>> START

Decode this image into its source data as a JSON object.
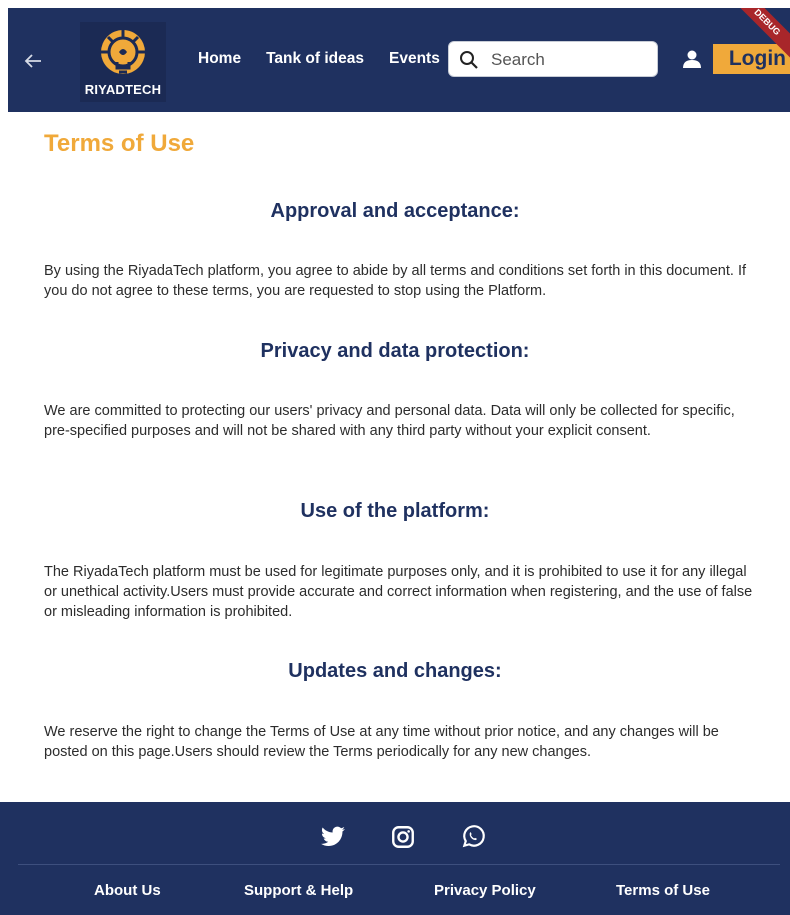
{
  "header": {
    "logo_text": "RIYADTECH",
    "nav": [
      "Home",
      "Tank of ideas",
      "Events"
    ],
    "search_placeholder": "Search",
    "login_label": "Login",
    "debug_banner": "DEBUG"
  },
  "page": {
    "title": "Terms of Use",
    "sections": [
      {
        "heading": "Approval and acceptance:",
        "body": "By using the RiyadaTech platform, you agree to abide by all terms and conditions set forth in this document. If you do not agree to these terms, you are requested to stop using the Platform."
      },
      {
        "heading": "Privacy and data protection:",
        "body": "We are committed to protecting our users' privacy and personal data. Data will only be collected for specific, pre-specified purposes and will not be shared with any third party without your explicit consent."
      },
      {
        "heading": "Use of the platform:",
        "body": "The RiyadaTech platform must be used for legitimate purposes only, and it is prohibited to use it for any illegal or unethical activity.Users must provide accurate and correct information when registering, and the use of false or misleading information is prohibited."
      },
      {
        "heading": "Updates and changes:",
        "body": "We reserve the right to change the Terms of Use at any time without prior notice, and any changes will be posted on this page.Users should review the Terms periodically for any new changes."
      }
    ]
  },
  "footer": {
    "socials": [
      "twitter-icon",
      "instagram-icon",
      "whatsapp-icon"
    ],
    "links": [
      "About Us",
      "Support & Help",
      "Privacy Policy",
      "Terms of Use"
    ]
  },
  "colors": {
    "navy": "#1f3160",
    "accent": "#f0a93a",
    "debug": "#a8262a"
  }
}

>> END

- WRITTEN REQUEST
Show the lines where the word "data" appears in the entries.

- RESULT BELOW
Decode this image into its source data as a JSON object.
        "heading": "Privacy and data protection:",
        "body": "We are committed to protecting our users' privacy and personal data. Data will only be collected for specific, pre-specified purposes and will not be shared with any third party without your explicit consent."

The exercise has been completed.